Objective: Search the data for the string "with" and extract every line where it appears.

(Dataset items)
'''
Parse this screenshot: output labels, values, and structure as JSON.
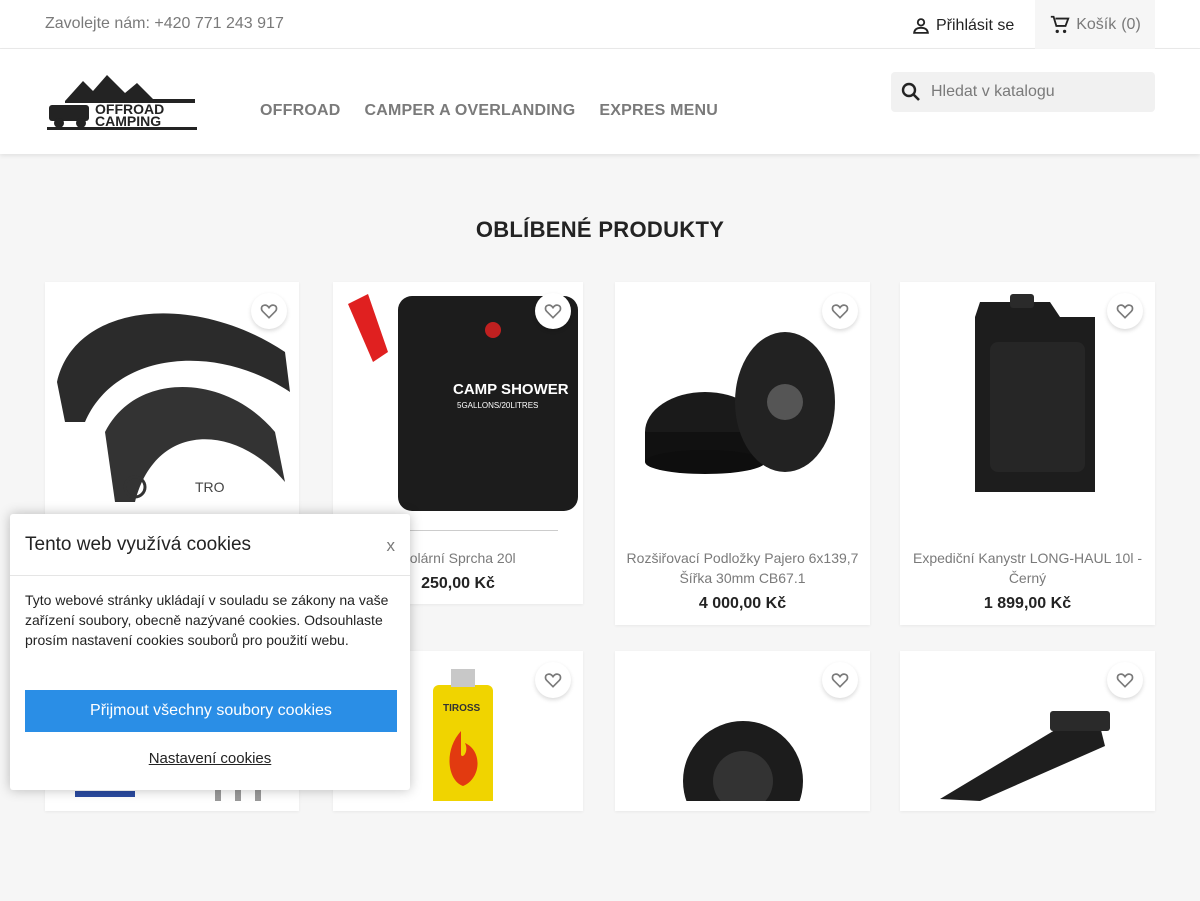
{
  "topbar": {
    "contact": "Zavolejte nám: +420 771 243 917",
    "login_label": "Přihlásit se",
    "cart_label": "Košík",
    "cart_count": "(0)"
  },
  "header": {
    "logo_text_line1": "OFFROAD",
    "logo_text_line2": "CAMPING",
    "menu": [
      "OFFROAD",
      "CAMPER A OVERLANDING",
      "EXPRES MENU"
    ],
    "search_placeholder": "Hledat v katalogu"
  },
  "section_title": "OBLÍBENÉ PRODUKTY",
  "products": [
    {
      "name": "",
      "price": ""
    },
    {
      "name": "Solární Sprcha 20l",
      "price": "250,00 Kč",
      "image_text": "CAMP SHOWER",
      "image_subtext": "5GALLONS/20LITRES"
    },
    {
      "name": "Rozšiřovací Podložky Pajero 6x139,7 Šířka 30mm CB67.1",
      "price": "4 000,00 Kč"
    },
    {
      "name": "Expediční Kanystr LONG-HAUL 10l - Černý",
      "price": "1 899,00 Kč"
    }
  ],
  "product_row2": [
    {
      "image_text": "TIROSS"
    },
    {},
    {},
    {}
  ],
  "cookie": {
    "title": "Tento web využívá cookies",
    "close": "x",
    "text": "Tyto webové stránky ukládají v souladu se zákony na vaše zařízení soubory, obecně nazývané cookies. Odsouhlaste prosím nastavení cookies souborů pro použití webu.",
    "accept_label": "Přijmout všechny soubory cookies",
    "settings_label": "Nastavení cookies"
  },
  "colors": {
    "accent": "#2a8ee6",
    "text_dark": "#232323",
    "text_muted": "#7a7a7a"
  }
}
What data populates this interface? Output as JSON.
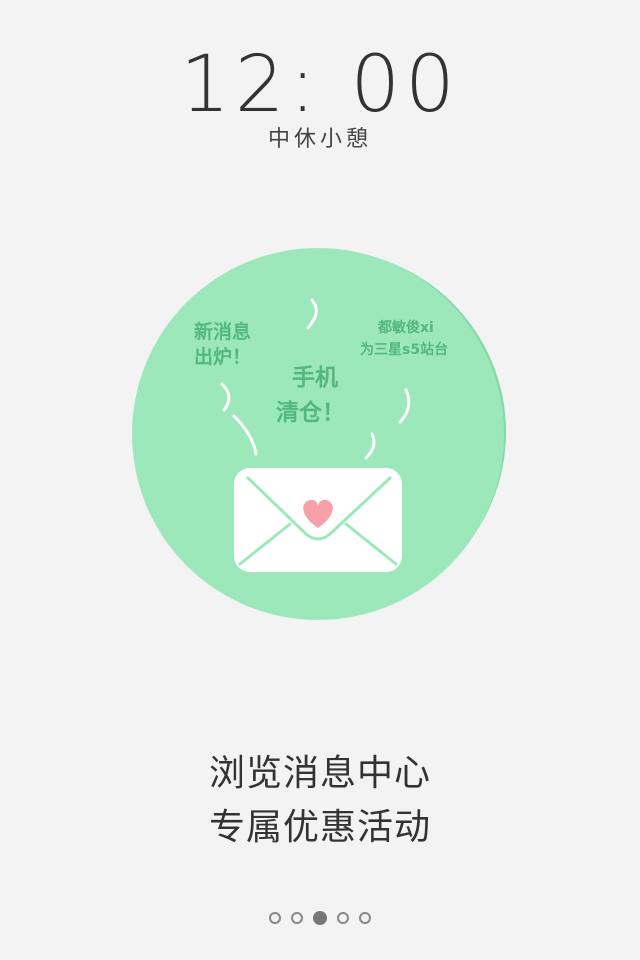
{
  "lockscreen": {
    "time": "12: 00",
    "status": "中休小憩"
  },
  "illustration": {
    "text_left_line1": "新消息",
    "text_left_line2": "出炉！",
    "text_right_line1": "都敏俊xi",
    "text_right_line2": "为三星s5站台",
    "text_center_line1": "手机",
    "text_center_line2": "清仓！",
    "colors": {
      "circle": "#9de8bb",
      "circle_shadow": "#86d9a7",
      "envelope": "#ffffff",
      "envelope_lines": "#9de8bb",
      "heart": "#f6a1a9",
      "handwriting": "#52b87e"
    }
  },
  "captions": {
    "line1": "浏览消息中心",
    "line2": "专属优惠活动"
  },
  "pager": {
    "total": 5,
    "active_index": 2
  }
}
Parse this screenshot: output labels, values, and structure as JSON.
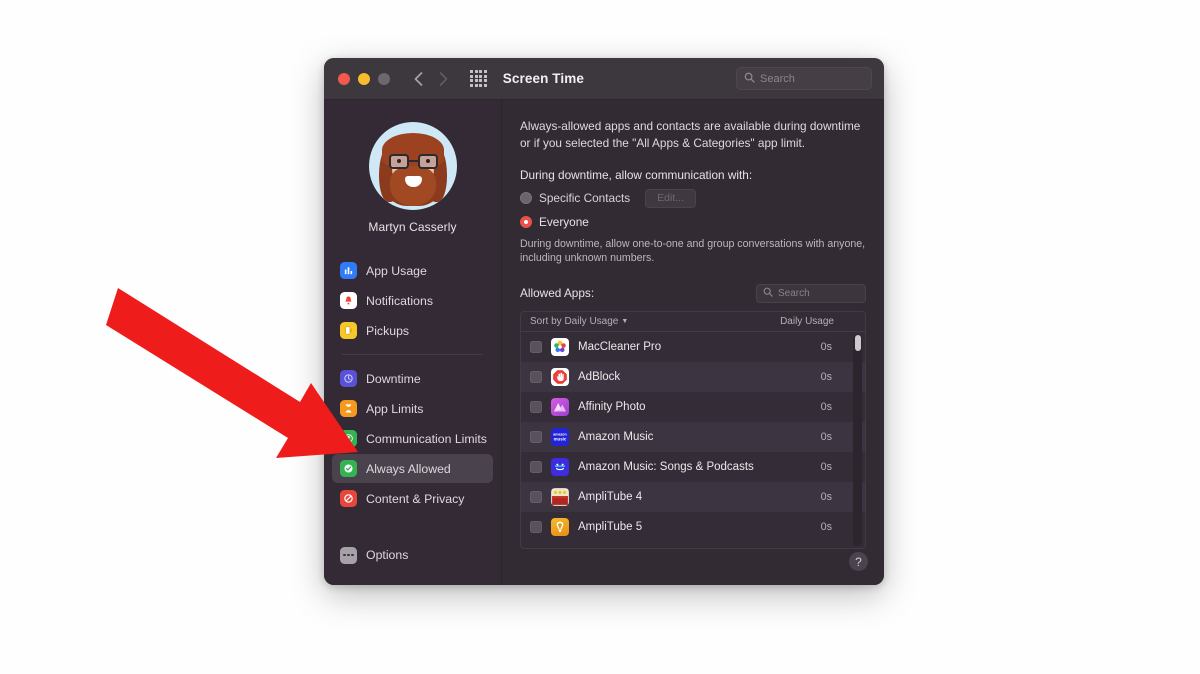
{
  "window": {
    "title": "Screen Time",
    "traffic_lights": [
      "close-red",
      "minimize-yellow",
      "zoom-disabled-gray"
    ],
    "search": {
      "placeholder": "Search",
      "value": ""
    },
    "nav": {
      "back": "back-chevron",
      "forward": "forward-chevron"
    },
    "grid_icon": "app-grid-icon"
  },
  "sidebar": {
    "user": {
      "name": "Martyn Casserly",
      "avatar": "memoji-avatar"
    },
    "groups": [
      {
        "items": [
          {
            "label": "App Usage",
            "icon": "app-usage-icon",
            "color": "#2f7cf6",
            "glyph": "▮▮▮",
            "active": false
          },
          {
            "label": "Notifications",
            "icon": "notifications-icon",
            "color": "#ffffff",
            "glyph": "🔔",
            "active": false
          },
          {
            "label": "Pickups",
            "icon": "pickups-icon",
            "color": "#f5c828",
            "glyph": "✋",
            "active": false
          }
        ]
      },
      {
        "items": [
          {
            "label": "Downtime",
            "icon": "downtime-icon",
            "color": "#5a52d6",
            "glyph": "◔",
            "active": false
          },
          {
            "label": "App Limits",
            "icon": "app-limits-icon",
            "color": "#f59a1f",
            "glyph": "⧗",
            "active": false
          },
          {
            "label": "Communication Limits",
            "icon": "communication-limits-icon",
            "color": "#34b352",
            "glyph": "◉",
            "active": false
          },
          {
            "label": "Always Allowed",
            "icon": "always-allowed-icon",
            "color": "#34b352",
            "glyph": "✓",
            "active": true
          },
          {
            "label": "Content & Privacy",
            "icon": "content-privacy-icon",
            "color": "#e8453c",
            "glyph": "⃠",
            "active": false
          }
        ]
      }
    ],
    "options": {
      "label": "Options",
      "icon": "options-ellipsis-icon"
    }
  },
  "main": {
    "intro": "Always-allowed apps and contacts are available during downtime or if you selected the \"All Apps & Categories\" app limit.",
    "communication_question": "During downtime, allow communication with:",
    "radios": [
      {
        "label": "Specific Contacts",
        "selected": false
      },
      {
        "label": "Everyone",
        "selected": true
      }
    ],
    "edit_button": "Edit...",
    "everyone_note": "During downtime, allow one-to-one and group conversations with anyone, including unknown numbers.",
    "allowed_apps_label": "Allowed Apps:",
    "apps_search": {
      "placeholder": "Search",
      "value": ""
    },
    "table": {
      "sort_label": "Sort by Daily Usage",
      "sort_chevron": "chevron-down-icon",
      "usage_column": "Daily Usage",
      "rows": [
        {
          "name": "MacCleaner Pro",
          "usage": "0s",
          "checked": false,
          "icon": "maccleaner-pro-icon",
          "icon_bg": "#ffffff",
          "glyph": "✻"
        },
        {
          "name": "AdBlock",
          "usage": "0s",
          "checked": false,
          "icon": "adblock-icon",
          "icon_bg": "#e8312a",
          "glyph": "✋"
        },
        {
          "name": "Affinity Photo",
          "usage": "0s",
          "checked": false,
          "icon": "affinity-photo-icon",
          "icon_bg": "#c14bd8",
          "glyph": "◺"
        },
        {
          "name": "Amazon Music",
          "usage": "0s",
          "checked": false,
          "icon": "amazon-music-icon",
          "icon_bg": "#2323d8",
          "glyph": "♪"
        },
        {
          "name": "Amazon Music: Songs & Podcasts",
          "usage": "0s",
          "checked": false,
          "icon": "amazon-music-songs-icon",
          "icon_bg": "#3d2ce0",
          "glyph": "☻"
        },
        {
          "name": "AmpliTube 4",
          "usage": "0s",
          "checked": false,
          "icon": "amplitube-4-icon",
          "icon_bg": "#c8332c",
          "glyph": "▦"
        },
        {
          "name": "AmpliTube 5",
          "usage": "0s",
          "checked": false,
          "icon": "amplitube-5-icon",
          "icon_bg": "#f0a41e",
          "glyph": "◈"
        }
      ]
    },
    "help_button": "?"
  },
  "annotation": {
    "arrow": "red-pointer-arrow",
    "color": "#ef1c1c",
    "points_to": "Always Allowed"
  }
}
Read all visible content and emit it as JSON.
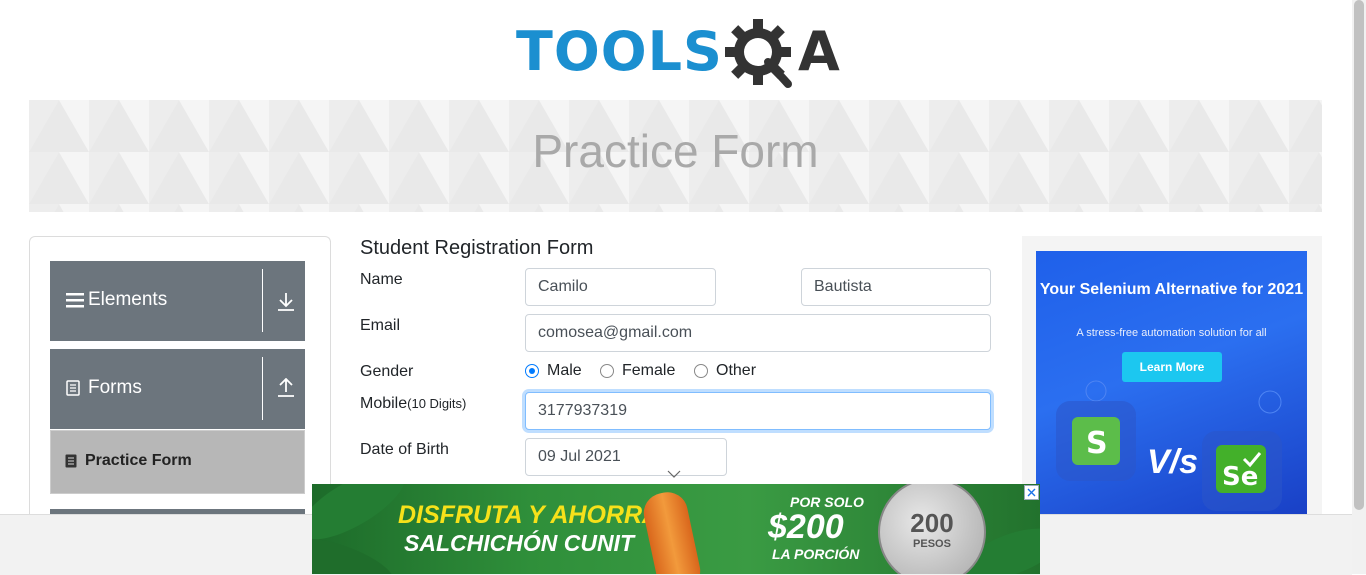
{
  "header": {
    "logo_text": "TOOLS",
    "logo_suffix": "A"
  },
  "banner": {
    "title": "Practice Form"
  },
  "sidebar": {
    "groups": [
      {
        "label": "Elements"
      },
      {
        "label": "Forms"
      }
    ],
    "active_item": {
      "label": "Practice Form"
    }
  },
  "form": {
    "title": "Student Registration Form",
    "name_label": "Name",
    "first_name": "Camilo",
    "last_name": "Bautista",
    "email_label": "Email",
    "email": "comosea@gmail.com",
    "gender_label": "Gender",
    "gender_options": [
      "Male",
      "Female",
      "Other"
    ],
    "gender_selected": "Male",
    "mobile_label": "Mobile",
    "mobile_hint": "(10 Digits)",
    "mobile": "3177937319",
    "dob_label": "Date of Birth",
    "dob": "09 Jul 2021"
  },
  "ad_right": {
    "headline": "Your Selenium Alternative for 2021",
    "sub": "A stress-free automation solution for all",
    "button": "Learn More",
    "vs": "V/s",
    "left_logo": "S",
    "right_logo": "Se"
  },
  "ad_bottom": {
    "line1": "DISFRUTA Y AHORRA",
    "line2": "SALCHICHÓN CUNIT",
    "price_top": "POR SOLO",
    "price": "$200",
    "price_bottom": "LA PORCIÓN",
    "coin_value": "200",
    "coin_text": "PESOS"
  },
  "colors": {
    "brand_blue": "#1b8fd0",
    "sidebar_gray": "#6c757d",
    "focus_blue": "#80bdff"
  }
}
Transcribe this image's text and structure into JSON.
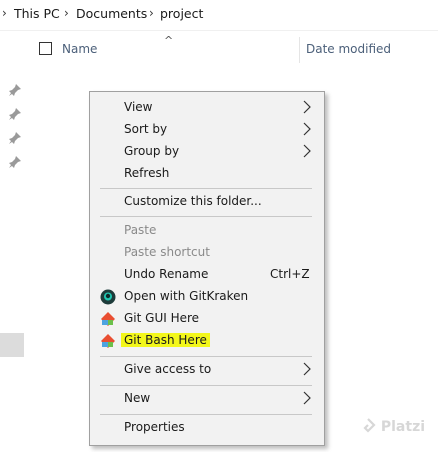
{
  "breadcrumb": [
    "This PC",
    "Documents",
    "project"
  ],
  "header": {
    "name_label": "Name",
    "date_label": "Date modified"
  },
  "menu": {
    "view": "View",
    "sort_by": "Sort by",
    "group_by": "Group by",
    "refresh": "Refresh",
    "customize": "Customize this folder...",
    "paste": "Paste",
    "paste_shortcut": "Paste shortcut",
    "undo_rename": "Undo Rename",
    "undo_shortcut": "Ctrl+Z",
    "gitkraken": "Open with GitKraken",
    "git_gui": "Git GUI Here",
    "git_bash": "Git Bash Here",
    "give_access": "Give access to",
    "new": "New",
    "properties": "Properties"
  },
  "highlight_color": "#f3f71a",
  "watermark": "Platzi"
}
'''
Answer to the exercise:
    "communication_question": "During downtime, allow communication with:",
    "everyone_note": "During downtime, allow one-to-one and group conversations with anyone, including unknown numbers.",
    "gitkraken": "Open with GitKraken",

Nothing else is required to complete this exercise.